(What you are asked to do) Pick out the lines below that contain the string "density" and copy them all.

(Material for the task)
- - -
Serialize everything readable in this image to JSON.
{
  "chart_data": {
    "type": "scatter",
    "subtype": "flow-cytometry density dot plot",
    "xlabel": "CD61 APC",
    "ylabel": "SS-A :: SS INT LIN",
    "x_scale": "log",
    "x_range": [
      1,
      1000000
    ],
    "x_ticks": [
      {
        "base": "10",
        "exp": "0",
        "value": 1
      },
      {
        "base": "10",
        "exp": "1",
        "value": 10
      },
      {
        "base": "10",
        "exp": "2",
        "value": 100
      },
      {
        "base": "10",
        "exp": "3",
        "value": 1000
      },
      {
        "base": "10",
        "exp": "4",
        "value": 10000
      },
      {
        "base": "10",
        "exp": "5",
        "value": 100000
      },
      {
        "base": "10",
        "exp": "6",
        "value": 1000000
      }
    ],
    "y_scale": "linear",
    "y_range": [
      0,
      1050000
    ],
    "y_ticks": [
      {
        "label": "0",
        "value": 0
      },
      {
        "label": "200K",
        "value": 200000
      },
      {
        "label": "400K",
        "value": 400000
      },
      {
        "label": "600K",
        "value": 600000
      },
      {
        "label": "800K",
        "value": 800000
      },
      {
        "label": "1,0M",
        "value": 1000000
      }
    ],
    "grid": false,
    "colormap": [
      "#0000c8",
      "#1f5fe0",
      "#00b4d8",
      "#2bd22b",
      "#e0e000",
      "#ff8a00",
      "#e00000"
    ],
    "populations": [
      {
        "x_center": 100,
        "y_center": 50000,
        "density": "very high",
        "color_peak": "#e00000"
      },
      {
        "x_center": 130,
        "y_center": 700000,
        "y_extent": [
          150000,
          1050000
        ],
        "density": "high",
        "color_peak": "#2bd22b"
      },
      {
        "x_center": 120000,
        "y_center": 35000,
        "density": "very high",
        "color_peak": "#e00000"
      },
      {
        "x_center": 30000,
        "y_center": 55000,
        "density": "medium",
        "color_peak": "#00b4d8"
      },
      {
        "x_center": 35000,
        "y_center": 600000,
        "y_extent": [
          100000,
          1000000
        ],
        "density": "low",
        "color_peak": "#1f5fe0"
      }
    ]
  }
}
- - -
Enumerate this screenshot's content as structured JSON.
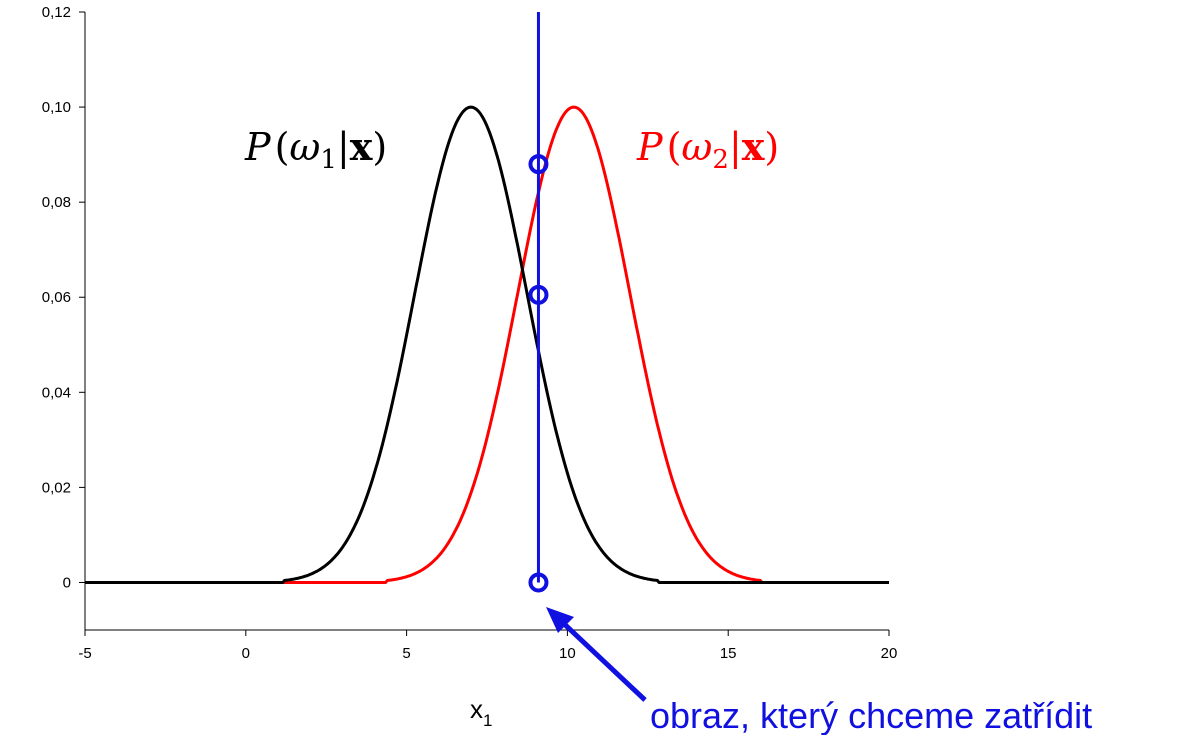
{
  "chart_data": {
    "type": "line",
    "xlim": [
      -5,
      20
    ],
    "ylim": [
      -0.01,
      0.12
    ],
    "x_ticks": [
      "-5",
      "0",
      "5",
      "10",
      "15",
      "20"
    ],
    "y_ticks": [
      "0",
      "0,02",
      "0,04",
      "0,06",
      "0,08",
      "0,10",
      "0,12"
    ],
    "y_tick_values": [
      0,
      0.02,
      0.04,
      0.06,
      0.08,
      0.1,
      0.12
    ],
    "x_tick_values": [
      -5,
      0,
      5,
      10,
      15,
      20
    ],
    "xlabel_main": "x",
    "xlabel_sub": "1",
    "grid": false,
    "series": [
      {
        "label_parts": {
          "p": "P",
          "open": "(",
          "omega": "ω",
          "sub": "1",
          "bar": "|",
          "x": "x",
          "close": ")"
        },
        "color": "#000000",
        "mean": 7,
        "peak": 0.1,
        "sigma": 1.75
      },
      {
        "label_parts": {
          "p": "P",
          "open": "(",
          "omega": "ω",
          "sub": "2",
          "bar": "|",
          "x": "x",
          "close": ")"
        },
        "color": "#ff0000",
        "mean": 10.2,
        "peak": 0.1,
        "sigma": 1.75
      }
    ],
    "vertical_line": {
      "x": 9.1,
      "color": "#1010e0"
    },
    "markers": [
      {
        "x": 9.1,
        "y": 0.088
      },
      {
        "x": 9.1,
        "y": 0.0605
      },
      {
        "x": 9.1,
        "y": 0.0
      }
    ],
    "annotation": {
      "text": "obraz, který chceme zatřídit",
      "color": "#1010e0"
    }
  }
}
- - -
(Solution)
    "subtype": "flow-cytometry density dot plot",
        "density": "very high",
        "density": "high",
        "density": "very high",
        "density": "medium",
        "density": "low",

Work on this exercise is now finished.